* [Requirement]: Lines that include the word "Adventure" are the ones to copy.

* [Information supplied]:
··········
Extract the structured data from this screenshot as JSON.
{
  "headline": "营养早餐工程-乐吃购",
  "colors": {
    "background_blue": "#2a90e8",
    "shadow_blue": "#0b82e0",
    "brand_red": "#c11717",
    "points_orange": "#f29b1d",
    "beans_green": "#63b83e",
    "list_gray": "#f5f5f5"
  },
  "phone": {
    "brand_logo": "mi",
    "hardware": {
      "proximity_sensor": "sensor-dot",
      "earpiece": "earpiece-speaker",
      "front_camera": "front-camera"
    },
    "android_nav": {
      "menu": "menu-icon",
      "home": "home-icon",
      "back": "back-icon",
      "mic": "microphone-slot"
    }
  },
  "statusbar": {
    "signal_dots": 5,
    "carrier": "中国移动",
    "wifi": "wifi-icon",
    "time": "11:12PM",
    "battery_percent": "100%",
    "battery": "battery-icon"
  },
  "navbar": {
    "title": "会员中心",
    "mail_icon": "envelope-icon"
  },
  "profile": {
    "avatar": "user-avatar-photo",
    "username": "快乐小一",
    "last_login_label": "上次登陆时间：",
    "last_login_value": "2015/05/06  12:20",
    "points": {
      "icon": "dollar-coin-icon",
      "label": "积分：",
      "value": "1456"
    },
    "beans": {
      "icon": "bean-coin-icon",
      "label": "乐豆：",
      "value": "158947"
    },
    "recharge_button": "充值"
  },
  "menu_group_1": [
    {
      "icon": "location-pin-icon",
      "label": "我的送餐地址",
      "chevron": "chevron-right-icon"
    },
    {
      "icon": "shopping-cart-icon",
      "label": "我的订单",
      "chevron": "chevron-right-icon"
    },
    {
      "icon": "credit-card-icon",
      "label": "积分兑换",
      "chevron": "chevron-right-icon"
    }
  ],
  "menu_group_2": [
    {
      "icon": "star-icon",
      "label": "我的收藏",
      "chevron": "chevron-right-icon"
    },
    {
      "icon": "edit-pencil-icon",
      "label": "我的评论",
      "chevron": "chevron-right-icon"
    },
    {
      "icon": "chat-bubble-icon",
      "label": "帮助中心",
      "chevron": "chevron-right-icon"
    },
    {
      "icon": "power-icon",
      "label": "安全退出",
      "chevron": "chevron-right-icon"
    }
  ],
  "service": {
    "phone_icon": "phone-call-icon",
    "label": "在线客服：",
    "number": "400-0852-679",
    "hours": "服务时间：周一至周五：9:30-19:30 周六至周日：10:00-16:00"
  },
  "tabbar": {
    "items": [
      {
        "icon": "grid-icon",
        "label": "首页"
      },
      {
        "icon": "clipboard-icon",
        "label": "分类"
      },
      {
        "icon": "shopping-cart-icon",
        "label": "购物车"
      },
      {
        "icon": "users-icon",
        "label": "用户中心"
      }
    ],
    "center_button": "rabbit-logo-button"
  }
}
··········
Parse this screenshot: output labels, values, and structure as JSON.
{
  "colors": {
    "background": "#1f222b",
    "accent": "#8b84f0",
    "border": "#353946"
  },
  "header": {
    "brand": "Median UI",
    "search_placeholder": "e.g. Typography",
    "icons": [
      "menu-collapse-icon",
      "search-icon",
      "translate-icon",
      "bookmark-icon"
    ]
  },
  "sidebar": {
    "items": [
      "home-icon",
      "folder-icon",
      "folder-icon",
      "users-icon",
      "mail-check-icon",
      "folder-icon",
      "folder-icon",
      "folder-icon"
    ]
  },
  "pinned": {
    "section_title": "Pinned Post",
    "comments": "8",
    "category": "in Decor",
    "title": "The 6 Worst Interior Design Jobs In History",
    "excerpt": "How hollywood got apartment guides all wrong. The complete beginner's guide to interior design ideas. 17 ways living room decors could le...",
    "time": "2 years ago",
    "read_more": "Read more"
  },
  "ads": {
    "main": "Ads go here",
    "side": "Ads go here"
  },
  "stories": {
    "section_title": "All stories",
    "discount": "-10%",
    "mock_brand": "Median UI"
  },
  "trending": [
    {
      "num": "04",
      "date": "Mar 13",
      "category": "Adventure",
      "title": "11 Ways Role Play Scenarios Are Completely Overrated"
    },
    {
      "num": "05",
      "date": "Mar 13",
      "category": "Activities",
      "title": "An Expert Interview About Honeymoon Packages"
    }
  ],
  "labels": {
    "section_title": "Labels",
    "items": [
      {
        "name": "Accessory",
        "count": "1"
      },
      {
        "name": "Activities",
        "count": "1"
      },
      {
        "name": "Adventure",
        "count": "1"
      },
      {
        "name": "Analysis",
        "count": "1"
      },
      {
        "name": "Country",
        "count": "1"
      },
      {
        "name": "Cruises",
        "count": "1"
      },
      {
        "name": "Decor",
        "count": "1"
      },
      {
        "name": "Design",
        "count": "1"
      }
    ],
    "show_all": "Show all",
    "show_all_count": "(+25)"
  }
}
··········
* [Task response]:
      "category": "Adventure",
        "name": "Adventure",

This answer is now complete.